TASK DIRECTIONS. Write out every line below that includes the word "color".

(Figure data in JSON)
:::

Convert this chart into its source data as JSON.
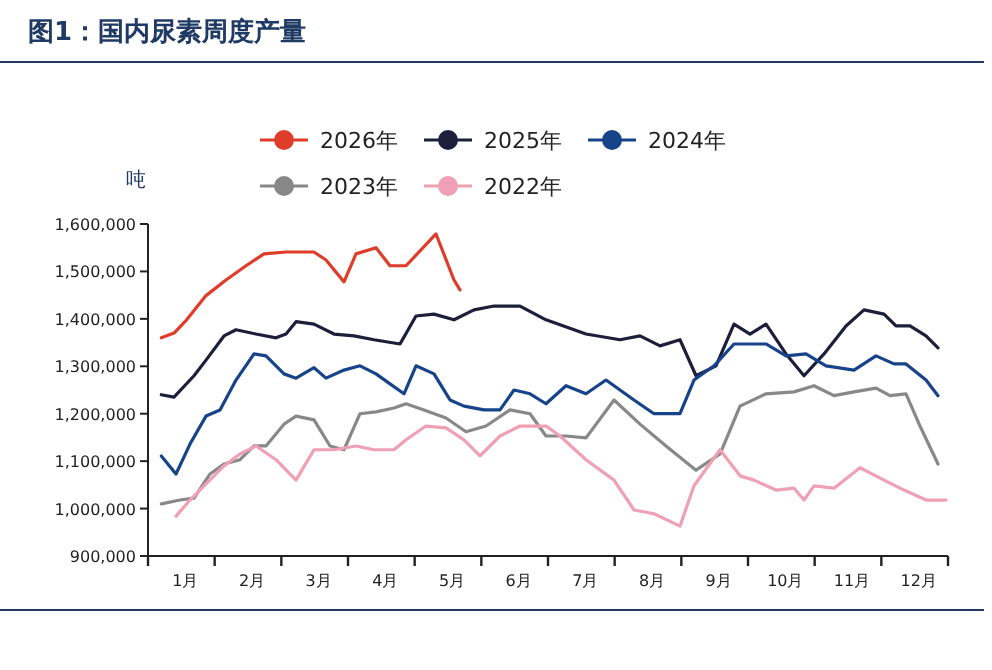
{
  "chart_data": {
    "type": "line",
    "title": "图1：国内尿素周度产量",
    "ylabel": "吨",
    "legend": "top",
    "marker": "none",
    "line_style": "solid",
    "grid": false,
    "xlim": [
      0,
      12
    ],
    "xticks": [
      {
        "value": 0.5,
        "label": "1月"
      },
      {
        "value": 1.5,
        "label": "2月"
      },
      {
        "value": 2.5,
        "label": "3月"
      },
      {
        "value": 3.5,
        "label": "4月"
      },
      {
        "value": 4.5,
        "label": "5月"
      },
      {
        "value": 5.5,
        "label": "6月"
      },
      {
        "value": 6.5,
        "label": "7月"
      },
      {
        "value": 7.5,
        "label": "8月"
      },
      {
        "value": 8.5,
        "label": "9月"
      },
      {
        "value": 9.5,
        "label": "10月"
      },
      {
        "value": 10.5,
        "label": "11月"
      },
      {
        "value": 11.5,
        "label": "12月"
      }
    ],
    "ylim": [
      900000,
      1600000
    ],
    "yticks": [
      {
        "value": 900000,
        "label": "900,000"
      },
      {
        "value": 1000000,
        "label": "1,000,000"
      },
      {
        "value": 1100000,
        "label": "1,100,000"
      },
      {
        "value": 1200000,
        "label": "1,200,000"
      },
      {
        "value": 1300000,
        "label": "1,300,000"
      },
      {
        "value": 1400000,
        "label": "1,400,000"
      },
      {
        "value": 1500000,
        "label": "1,500,000"
      },
      {
        "value": 1600000,
        "label": "1,600,000"
      }
    ],
    "series": [
      {
        "name": "2026年",
        "color": "#e03c2a",
        "x": [
          0.2,
          0.39,
          0.58,
          0.87,
          1.17,
          1.47,
          1.74,
          2.07,
          2.49,
          2.67,
          2.94,
          3.12,
          3.42,
          3.63,
          3.87,
          4.32,
          4.59,
          4.68
        ],
        "values": [
          1360000,
          1370000,
          1398000,
          1449000,
          1482000,
          1512000,
          1537000,
          1541000,
          1541000,
          1524000,
          1478000,
          1537000,
          1550000,
          1512000,
          1512000,
          1579000,
          1482000,
          1461000
        ]
      },
      {
        "name": "2025年",
        "color": "#1c1f3a",
        "x": [
          0.2,
          0.39,
          0.69,
          0.87,
          1.14,
          1.32,
          1.62,
          1.92,
          2.07,
          2.22,
          2.49,
          2.79,
          3.09,
          3.39,
          3.78,
          4.02,
          4.29,
          4.59,
          4.89,
          5.19,
          5.58,
          5.97,
          6.57,
          7.08,
          7.38,
          7.68,
          7.98,
          8.22,
          8.52,
          8.79,
          9.03,
          9.27,
          9.57,
          9.84,
          10.14,
          10.47,
          10.74,
          11.04,
          11.22,
          11.43,
          11.67,
          11.85
        ],
        "values": [
          1240000,
          1235000,
          1280000,
          1313000,
          1364000,
          1377000,
          1368000,
          1360000,
          1368000,
          1394000,
          1389000,
          1368000,
          1364000,
          1356000,
          1347000,
          1406000,
          1410000,
          1398000,
          1419000,
          1427000,
          1427000,
          1398000,
          1368000,
          1356000,
          1364000,
          1343000,
          1356000,
          1280000,
          1301000,
          1389000,
          1368000,
          1389000,
          1326000,
          1280000,
          1326000,
          1385000,
          1419000,
          1410000,
          1385000,
          1385000,
          1364000,
          1339000
        ]
      },
      {
        "name": "2024年",
        "color": "#17438a",
        "x": [
          0.2,
          0.42,
          0.63,
          0.87,
          1.08,
          1.32,
          1.59,
          1.77,
          2.04,
          2.22,
          2.49,
          2.67,
          2.94,
          3.18,
          3.42,
          3.63,
          3.84,
          4.02,
          4.29,
          4.53,
          4.74,
          5.04,
          5.28,
          5.49,
          5.73,
          5.97,
          6.27,
          6.57,
          6.87,
          7.29,
          7.59,
          7.98,
          8.19,
          8.49,
          8.79,
          9.27,
          9.57,
          9.87,
          10.17,
          10.59,
          10.92,
          11.19,
          11.37,
          11.67,
          11.85
        ],
        "values": [
          1111000,
          1073000,
          1136000,
          1195000,
          1208000,
          1271000,
          1326000,
          1322000,
          1284000,
          1275000,
          1297000,
          1275000,
          1292000,
          1301000,
          1284000,
          1263000,
          1242000,
          1301000,
          1284000,
          1229000,
          1216000,
          1208000,
          1208000,
          1250000,
          1242000,
          1221000,
          1259000,
          1242000,
          1271000,
          1229000,
          1200000,
          1200000,
          1271000,
          1301000,
          1347000,
          1347000,
          1322000,
          1326000,
          1301000,
          1292000,
          1322000,
          1305000,
          1305000,
          1271000,
          1238000
        ]
      },
      {
        "name": "2023年",
        "color": "#888888",
        "x": [
          0.2,
          0.48,
          0.69,
          0.93,
          1.14,
          1.38,
          1.59,
          1.77,
          2.04,
          2.22,
          2.49,
          2.73,
          2.94,
          3.18,
          3.42,
          3.69,
          3.87,
          4.14,
          4.47,
          4.77,
          5.07,
          5.43,
          5.73,
          5.97,
          6.27,
          6.57,
          6.99,
          7.38,
          7.77,
          8.22,
          8.58,
          8.88,
          9.27,
          9.69,
          9.99,
          10.29,
          10.59,
          10.92,
          11.13,
          11.37,
          11.58,
          11.85
        ],
        "values": [
          1010000,
          1018000,
          1022000,
          1073000,
          1094000,
          1103000,
          1132000,
          1132000,
          1178000,
          1195000,
          1187000,
          1132000,
          1124000,
          1200000,
          1204000,
          1212000,
          1221000,
          1208000,
          1191000,
          1162000,
          1174000,
          1208000,
          1200000,
          1153000,
          1153000,
          1149000,
          1229000,
          1178000,
          1132000,
          1081000,
          1115000,
          1216000,
          1242000,
          1246000,
          1259000,
          1238000,
          1246000,
          1254000,
          1238000,
          1242000,
          1174000,
          1094000
        ]
      },
      {
        "name": "2022年",
        "color": "#f0a0b4",
        "x": [
          0.42,
          0.63,
          0.87,
          1.14,
          1.38,
          1.62,
          1.92,
          2.22,
          2.49,
          2.79,
          3.12,
          3.39,
          3.69,
          3.87,
          4.17,
          4.47,
          4.74,
          4.98,
          5.28,
          5.58,
          5.97,
          6.18,
          6.57,
          6.99,
          7.29,
          7.59,
          7.98,
          8.19,
          8.58,
          8.88,
          9.09,
          9.42,
          9.69,
          9.84,
          9.99,
          10.29,
          10.68,
          11.04,
          11.34,
          11.67,
          11.97
        ],
        "values": [
          984000,
          1018000,
          1052000,
          1090000,
          1115000,
          1132000,
          1103000,
          1060000,
          1124000,
          1124000,
          1132000,
          1124000,
          1124000,
          1145000,
          1174000,
          1170000,
          1145000,
          1111000,
          1153000,
          1174000,
          1174000,
          1153000,
          1103000,
          1060000,
          997000,
          989000,
          963000,
          1048000,
          1124000,
          1069000,
          1060000,
          1039000,
          1043000,
          1018000,
          1048000,
          1043000,
          1086000,
          1060000,
          1039000,
          1018000,
          1018000
        ]
      }
    ]
  }
}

:::

PROBLEM SOLUTION.
        "color": "#e03c2a",
        "color": "#1c1f3a",
        "color": "#17438a",
        "color": "#888888",
        "color": "#f0a0b4",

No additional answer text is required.